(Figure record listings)

========================

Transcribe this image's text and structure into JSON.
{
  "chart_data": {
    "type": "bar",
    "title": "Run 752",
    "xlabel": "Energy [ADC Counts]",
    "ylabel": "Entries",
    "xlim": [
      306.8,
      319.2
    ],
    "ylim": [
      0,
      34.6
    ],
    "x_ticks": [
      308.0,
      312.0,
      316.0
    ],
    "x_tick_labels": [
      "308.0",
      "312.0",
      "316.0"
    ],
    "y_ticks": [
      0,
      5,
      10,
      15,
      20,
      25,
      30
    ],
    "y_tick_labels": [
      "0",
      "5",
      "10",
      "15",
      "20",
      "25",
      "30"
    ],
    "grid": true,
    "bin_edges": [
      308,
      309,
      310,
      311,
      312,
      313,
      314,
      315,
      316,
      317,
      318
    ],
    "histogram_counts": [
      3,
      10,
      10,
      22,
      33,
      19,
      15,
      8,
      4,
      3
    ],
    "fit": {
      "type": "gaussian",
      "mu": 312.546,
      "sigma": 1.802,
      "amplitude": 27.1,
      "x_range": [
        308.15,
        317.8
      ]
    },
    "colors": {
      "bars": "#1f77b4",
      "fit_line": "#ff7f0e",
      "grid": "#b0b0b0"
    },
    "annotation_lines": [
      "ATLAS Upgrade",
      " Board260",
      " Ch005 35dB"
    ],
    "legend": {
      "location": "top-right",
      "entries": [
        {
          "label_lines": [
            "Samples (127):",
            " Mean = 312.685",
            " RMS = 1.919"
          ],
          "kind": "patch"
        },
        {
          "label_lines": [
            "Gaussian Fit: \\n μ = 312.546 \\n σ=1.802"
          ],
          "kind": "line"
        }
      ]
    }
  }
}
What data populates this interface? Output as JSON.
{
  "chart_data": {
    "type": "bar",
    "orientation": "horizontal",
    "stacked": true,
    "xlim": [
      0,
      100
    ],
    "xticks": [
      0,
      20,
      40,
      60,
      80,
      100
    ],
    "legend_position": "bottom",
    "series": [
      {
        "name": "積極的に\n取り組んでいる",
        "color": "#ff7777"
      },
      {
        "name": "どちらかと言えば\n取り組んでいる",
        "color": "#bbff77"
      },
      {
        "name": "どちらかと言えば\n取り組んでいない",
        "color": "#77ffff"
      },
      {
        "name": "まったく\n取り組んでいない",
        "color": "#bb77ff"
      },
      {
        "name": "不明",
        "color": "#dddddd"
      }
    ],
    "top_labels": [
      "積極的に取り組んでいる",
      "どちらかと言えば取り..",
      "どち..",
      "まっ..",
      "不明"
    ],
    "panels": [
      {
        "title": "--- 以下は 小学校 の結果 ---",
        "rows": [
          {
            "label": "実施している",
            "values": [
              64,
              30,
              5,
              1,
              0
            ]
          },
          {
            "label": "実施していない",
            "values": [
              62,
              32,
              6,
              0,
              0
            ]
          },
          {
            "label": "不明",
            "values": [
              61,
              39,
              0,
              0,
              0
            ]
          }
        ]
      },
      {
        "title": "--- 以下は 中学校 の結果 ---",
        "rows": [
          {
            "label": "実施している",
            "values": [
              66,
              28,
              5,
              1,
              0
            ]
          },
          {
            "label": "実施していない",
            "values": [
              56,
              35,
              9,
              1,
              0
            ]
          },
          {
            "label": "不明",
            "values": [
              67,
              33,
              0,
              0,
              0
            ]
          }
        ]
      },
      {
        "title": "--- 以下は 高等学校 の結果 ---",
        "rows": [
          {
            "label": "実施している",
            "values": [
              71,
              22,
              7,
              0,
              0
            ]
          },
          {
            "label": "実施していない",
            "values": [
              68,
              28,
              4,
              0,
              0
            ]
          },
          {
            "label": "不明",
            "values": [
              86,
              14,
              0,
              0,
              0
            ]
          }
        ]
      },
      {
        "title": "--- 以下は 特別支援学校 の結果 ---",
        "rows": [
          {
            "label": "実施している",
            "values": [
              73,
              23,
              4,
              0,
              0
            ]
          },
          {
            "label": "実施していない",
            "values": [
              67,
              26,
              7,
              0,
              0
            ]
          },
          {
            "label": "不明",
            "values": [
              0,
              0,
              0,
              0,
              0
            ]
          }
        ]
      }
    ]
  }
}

========================

• _PROBLEM REQUIREMENTS_
Without leaving anything out, quote all the data.

• _SOLUTION TO THIS EXERCISE_
Transcribe this image's text and structure into JSON.
{
  "chart_data": {
    "type": "bar",
    "title": "Run 752",
    "xlabel": "Energy [ADC Counts]",
    "ylabel": "Entries",
    "xlim": [
      306.8,
      319.2
    ],
    "ylim": [
      0,
      34.6
    ],
    "x_ticks": [
      308.0,
      312.0,
      316.0
    ],
    "x_tick_labels": [
      "308.0",
      "312.0",
      "316.0"
    ],
    "y_ticks": [
      0,
      5,
      10,
      15,
      20,
      25,
      30
    ],
    "y_tick_labels": [
      "0",
      "5",
      "10",
      "15",
      "20",
      "25",
      "30"
    ],
    "grid": true,
    "bin_edges": [
      308,
      309,
      310,
      311,
      312,
      313,
      314,
      315,
      316,
      317,
      318
    ],
    "histogram_counts": [
      3,
      10,
      10,
      22,
      33,
      19,
      15,
      8,
      4,
      3
    ],
    "fit": {
      "type": "gaussian",
      "mu": 312.546,
      "sigma": 1.802,
      "amplitude": 27.1,
      "x_range": [
        308.15,
        317.8
      ]
    },
    "colors": {
      "bars": "#1f77b4",
      "fit_line": "#ff7f0e",
      "grid": "#b0b0b0"
    },
    "annotation_lines": [
      "ATLAS Upgrade",
      " Board260",
      " Ch005 35dB"
    ],
    "legend": {
      "location": "top-right",
      "entries": [
        {
          "label_lines": [
            "Samples (127):",
            " Mean = 312.685",
            " RMS = 1.919"
          ],
          "kind": "patch"
        },
        {
          "label_lines": [
            "Gaussian Fit: \\n μ = 312.546 \\n σ=1.802"
          ],
          "kind": "line"
        }
      ]
    }
  }
}
What data populates this interface? Output as JSON.
{
  "chart_data": {
    "type": "bar",
    "orientation": "horizontal",
    "stacked": true,
    "xlim": [
      0,
      100
    ],
    "xticks": [
      0,
      20,
      40,
      60,
      80,
      100
    ],
    "legend_position": "bottom",
    "series": [
      {
        "name": "積極的に\n取り組んでいる",
        "color": "#ff7777"
      },
      {
        "name": "どちらかと言えば\n取り組んでいる",
        "color": "#bbff77"
      },
      {
        "name": "どちらかと言えば\n取り組んでいない",
        "color": "#77ffff"
      },
      {
        "name": "まったく\n取り組んでいない",
        "color": "#bb77ff"
      },
      {
        "name": "不明",
        "color": "#dddddd"
      }
    ],
    "top_labels": [
      "積極的に取り組んでいる",
      "どちらかと言えば取り..",
      "どち..",
      "まっ..",
      "不明"
    ],
    "panels": [
      {
        "title": "--- 以下は 小学校 の結果 ---",
        "rows": [
          {
            "label": "実施している",
            "values": [
              64,
              30,
              5,
              1,
              0
            ]
          },
          {
            "label": "実施していない",
            "values": [
              62,
              32,
              6,
              0,
              0
            ]
          },
          {
            "label": "不明",
            "values": [
              61,
              39,
              0,
              0,
              0
            ]
          }
        ]
      },
      {
        "title": "--- 以下は 中学校 の結果 ---",
        "rows": [
          {
            "label": "実施している",
            "values": [
              66,
              28,
              5,
              1,
              0
            ]
          },
          {
            "label": "実施していない",
            "values": [
              56,
              35,
              9,
              1,
              0
            ]
          },
          {
            "label": "不明",
            "values": [
              67,
              33,
              0,
              0,
              0
            ]
          }
        ]
      },
      {
        "title": "--- 以下は 高等学校 の結果 ---",
        "rows": [
          {
            "label": "実施している",
            "values": [
              71,
              22,
              7,
              0,
              0
            ]
          },
          {
            "label": "実施していない",
            "values": [
              68,
              28,
              4,
              0,
              0
            ]
          },
          {
            "label": "不明",
            "values": [
              86,
              14,
              0,
              0,
              0
            ]
          }
        ]
      },
      {
        "title": "--- 以下は 特別支援学校 の結果 ---",
        "rows": [
          {
            "label": "実施している",
            "values": [
              73,
              23,
              4,
              0,
              0
            ]
          },
          {
            "label": "実施していない",
            "values": [
              67,
              26,
              7,
              0,
              0
            ]
          },
          {
            "label": "不明",
            "values": [
              0,
              0,
              0,
              0,
              0
            ]
          }
        ]
      }
    ]
  }
}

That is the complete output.